> Task goal
Copy out each line that mentions the word "fmax".

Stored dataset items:
** Start **
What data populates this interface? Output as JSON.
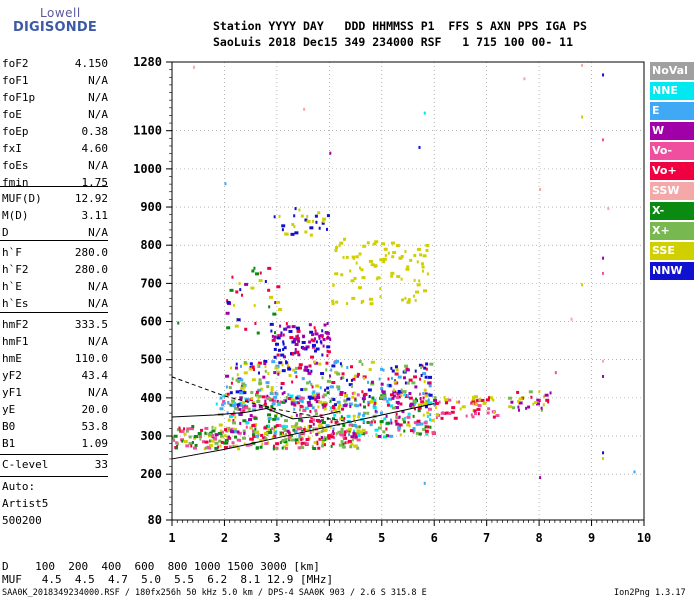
{
  "logo": {
    "top": "Lowell",
    "main": "DIGISONDE"
  },
  "header": {
    "labels": "Station YYYY DAY   DDD HHMMSS P1  FFS S AXN PPS IGA PS",
    "values": "SaoLuis 2018 Dec15 349 234000 RSF   1 715 100 00- 11"
  },
  "params_group1": [
    {
      "label": "foF2",
      "value": "4.150"
    },
    {
      "label": "foF1",
      "value": "N/A"
    },
    {
      "label": "foF1p",
      "value": "N/A"
    },
    {
      "label": "foE",
      "value": "N/A"
    },
    {
      "label": "foEp",
      "value": "0.38"
    },
    {
      "label": "fxI",
      "value": "4.60"
    },
    {
      "label": "foEs",
      "value": "N/A"
    },
    {
      "label": "fmin",
      "value": "1.75"
    }
  ],
  "params_group2": [
    {
      "label": "MUF(D)",
      "value": "12.92"
    },
    {
      "label": "M(D)",
      "value": "3.11"
    },
    {
      "label": "D",
      "value": "N/A"
    }
  ],
  "params_group3": [
    {
      "label": "h`F",
      "value": "280.0"
    },
    {
      "label": "h`F2",
      "value": "280.0"
    },
    {
      "label": "h`E",
      "value": "N/A"
    },
    {
      "label": "h`Es",
      "value": "N/A"
    }
  ],
  "params_group4": [
    {
      "label": "hmF2",
      "value": "333.5"
    },
    {
      "label": "hmF1",
      "value": "N/A"
    },
    {
      "label": "hmE",
      "value": "110.0"
    },
    {
      "label": "yF2",
      "value": "43.4"
    },
    {
      "label": "yF1",
      "value": "N/A"
    },
    {
      "label": "yE",
      "value": "20.0"
    },
    {
      "label": "B0",
      "value": "53.8"
    },
    {
      "label": "B1",
      "value": "1.09"
    }
  ],
  "params_group5": [
    {
      "label": "C-level",
      "value": "33"
    }
  ],
  "autoscaling": {
    "line1": "Auto:",
    "line2": "Artist5",
    "line3": "500200"
  },
  "legend": [
    {
      "label": "NoVal",
      "color": "#a0a0a0"
    },
    {
      "label": "NNE",
      "color": "#00e8f0"
    },
    {
      "label": "E",
      "color": "#3fa9f5"
    },
    {
      "label": "W",
      "color": "#a000a8"
    },
    {
      "label": "Vo-",
      "color": "#f04fa0"
    },
    {
      "label": "Vo+",
      "color": "#f00040"
    },
    {
      "label": "SSW",
      "color": "#f4a8a8"
    },
    {
      "label": "X-",
      "color": "#0a8a10"
    },
    {
      "label": "X+",
      "color": "#78b850"
    },
    {
      "label": "SSE",
      "color": "#d0d000"
    },
    {
      "label": "NNW",
      "color": "#1010d0"
    }
  ],
  "bottom": {
    "d_row": "D    100  200  400  600  800 1000 1500 3000 [km]",
    "muf_row": "MUF   4.5  4.5  4.7  5.0  5.5  6.2  8.1 12.9 [MHz]"
  },
  "footer": {
    "left": "SAA0K_2018349234000.RSF / 180fx256h 50 kHz 5.0 km / DPS-4 SAA0K 903 / 2.6 S 315.8 E",
    "right": "Ion2Png 1.3.17"
  },
  "chart_data": {
    "type": "scatter",
    "xlim": [
      1,
      10
    ],
    "ylim": [
      80,
      1280
    ],
    "x_ticks": [
      "1",
      "2",
      "3",
      "4",
      "5",
      "6",
      "7",
      "8",
      "9",
      "10"
    ],
    "y_ticks": [
      {
        "value": 80,
        "label": "80"
      },
      {
        "value": 200,
        "label": "200"
      },
      {
        "value": 300,
        "label": "300"
      },
      {
        "value": 400,
        "label": "400"
      },
      {
        "value": 500,
        "label": "500"
      },
      {
        "value": 600,
        "label": "600"
      },
      {
        "value": 700,
        "label": "700"
      },
      {
        "value": 800,
        "label": "800"
      },
      {
        "value": 900,
        "label": "900"
      },
      {
        "value": 1000,
        "label": "1000"
      },
      {
        "value": 1100,
        "label": "1100"
      },
      {
        "value": 1280,
        "label": "1280"
      }
    ],
    "grid": true,
    "clusters": [
      {
        "fmin": 1.0,
        "fmax": 4.6,
        "hmin": 270,
        "hmax": 330,
        "n": 260,
        "colors": [
          "#f00040",
          "#f04fa0",
          "#78b850",
          "#d0d000",
          "#0a8a10"
        ]
      },
      {
        "fmin": 1.8,
        "fmax": 6.0,
        "hmin": 300,
        "hmax": 420,
        "n": 420,
        "colors": [
          "#f00040",
          "#f04fa0",
          "#d0d000",
          "#78b850",
          "#0a8a10",
          "#a000a8",
          "#00e8f0",
          "#3fa9f5"
        ]
      },
      {
        "fmin": 2.0,
        "fmax": 6.0,
        "hmin": 380,
        "hmax": 500,
        "n": 280,
        "colors": [
          "#d0d000",
          "#78b850",
          "#f00040",
          "#1010d0",
          "#a000a8",
          "#3fa9f5"
        ]
      },
      {
        "fmin": 6.0,
        "fmax": 7.2,
        "hmin": 350,
        "hmax": 410,
        "n": 60,
        "colors": [
          "#f00040",
          "#f04fa0",
          "#d0d000"
        ]
      },
      {
        "fmin": 7.4,
        "fmax": 8.2,
        "hmin": 370,
        "hmax": 420,
        "n": 30,
        "colors": [
          "#d0d000",
          "#78b850",
          "#f00040",
          "#a000a8"
        ]
      },
      {
        "fmin": 2.9,
        "fmax": 4.0,
        "hmin": 510,
        "hmax": 600,
        "n": 90,
        "colors": [
          "#a000a8",
          "#1010d0",
          "#f00040"
        ]
      },
      {
        "fmin": 4.0,
        "fmax": 5.9,
        "hmin": 650,
        "hmax": 820,
        "n": 90,
        "colors": [
          "#d0d000"
        ]
      },
      {
        "fmin": 2.9,
        "fmax": 4.0,
        "hmin": 830,
        "hmax": 900,
        "n": 30,
        "colors": [
          "#d0d000",
          "#1010d0"
        ]
      },
      {
        "fmin": 2.0,
        "fmax": 3.1,
        "hmin": 560,
        "hmax": 750,
        "n": 40,
        "colors": [
          "#0a8a10",
          "#f00040",
          "#1010d0",
          "#d0d000",
          "#a000a8"
        ]
      }
    ],
    "sparse_points": [
      {
        "x": 1.4,
        "y": 1270,
        "color": "#f4a8a8"
      },
      {
        "x": 5.8,
        "y": 1150,
        "color": "#00e8f0"
      },
      {
        "x": 5.7,
        "y": 1060,
        "color": "#1010d0"
      },
      {
        "x": 4.0,
        "y": 1045,
        "color": "#a000a8"
      },
      {
        "x": 2.0,
        "y": 965,
        "color": "#3fa9f5"
      },
      {
        "x": 3.5,
        "y": 1160,
        "color": "#f4a8a8"
      },
      {
        "x": 8.0,
        "y": 950,
        "color": "#f4a8a8"
      },
      {
        "x": 8.8,
        "y": 1275,
        "color": "#f4a8a8"
      },
      {
        "x": 8.8,
        "y": 1140,
        "color": "#d0d000"
      },
      {
        "x": 9.2,
        "y": 1250,
        "color": "#1010d0"
      },
      {
        "x": 9.2,
        "y": 1080,
        "color": "#f04fa0"
      },
      {
        "x": 9.2,
        "y": 770,
        "color": "#a000a8"
      },
      {
        "x": 9.2,
        "y": 730,
        "color": "#f04fa0"
      },
      {
        "x": 9.2,
        "y": 500,
        "color": "#f4a8a8"
      },
      {
        "x": 9.2,
        "y": 460,
        "color": "#a000a8"
      },
      {
        "x": 9.2,
        "y": 260,
        "color": "#1010d0"
      },
      {
        "x": 9.2,
        "y": 245,
        "color": "#d0d000"
      },
      {
        "x": 9.8,
        "y": 210,
        "color": "#3fa9f5"
      },
      {
        "x": 5.8,
        "y": 180,
        "color": "#3fa9f5"
      },
      {
        "x": 8.0,
        "y": 195,
        "color": "#a000a8"
      },
      {
        "x": 1.1,
        "y": 600,
        "color": "#0a8a10"
      },
      {
        "x": 8.3,
        "y": 470,
        "color": "#f04fa0"
      },
      {
        "x": 8.6,
        "y": 610,
        "color": "#f4a8a8"
      },
      {
        "x": 9.3,
        "y": 900,
        "color": "#f4a8a8"
      },
      {
        "x": 7.7,
        "y": 1240,
        "color": "#f4a8a8"
      },
      {
        "x": 8.8,
        "y": 700,
        "color": "#d0d000"
      }
    ],
    "lines": [
      {
        "style": "solid",
        "points": [
          [
            1,
            240
          ],
          [
            2,
            265
          ],
          [
            3,
            295
          ],
          [
            4,
            325
          ],
          [
            5,
            355
          ],
          [
            6,
            385
          ]
        ]
      },
      {
        "style": "solid",
        "points": [
          [
            1,
            350
          ],
          [
            1.8,
            355
          ],
          [
            2.4,
            362
          ],
          [
            2.8,
            372
          ],
          [
            3.3,
            345
          ],
          [
            3.8,
            352
          ],
          [
            4.2,
            365
          ]
        ]
      },
      {
        "style": "dashed",
        "points": [
          [
            1,
            455
          ],
          [
            2,
            405
          ],
          [
            3,
            370
          ],
          [
            4,
            345
          ],
          [
            4.5,
            335
          ]
        ]
      }
    ]
  }
}
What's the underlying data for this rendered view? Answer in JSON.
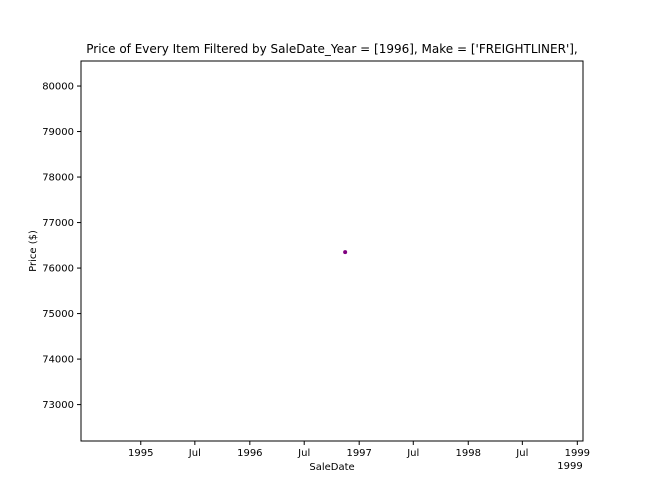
{
  "chart_data": {
    "type": "scatter",
    "title": "Price of Every Item Filtered by SaleDate_Year = [1996], Make = ['FREIGHTLINER'],",
    "xlabel": "SaleDate",
    "ylabel": "Price ($)",
    "xlim": [
      "1994-06-15",
      "1999-01-20"
    ],
    "ylim": [
      72200,
      80550
    ],
    "x_ticks": [
      {
        "date": "1995-01-01",
        "label": "1995"
      },
      {
        "date": "1995-07-01",
        "label": "Jul"
      },
      {
        "date": "1996-01-01",
        "label": "1996"
      },
      {
        "date": "1996-07-01",
        "label": "Jul"
      },
      {
        "date": "1997-01-01",
        "label": "1997"
      },
      {
        "date": "1997-07-01",
        "label": "Jul"
      },
      {
        "date": "1998-01-01",
        "label": "1998"
      },
      {
        "date": "1998-07-01",
        "label": "Jul"
      },
      {
        "date": "1999-01-01",
        "label": "1999"
      }
    ],
    "x_offset_label": "1999",
    "y_ticks": [
      73000,
      74000,
      75000,
      76000,
      77000,
      78000,
      79000,
      80000
    ],
    "grid": false,
    "series": [
      {
        "color": "#800080",
        "points": [
          {
            "x": "1996-11-15",
            "y": 76350
          }
        ]
      }
    ]
  }
}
** End **
> Task response
        "fmax": 4.6,
        "fmax": 6.0,
        "fmax": 6.0,
        "fmax": 7.2,
        "fmax": 8.2,
        "fmax": 4.0,
        "fmax": 5.9,
        "fmax": 4.0,
        "fmax": 3.1,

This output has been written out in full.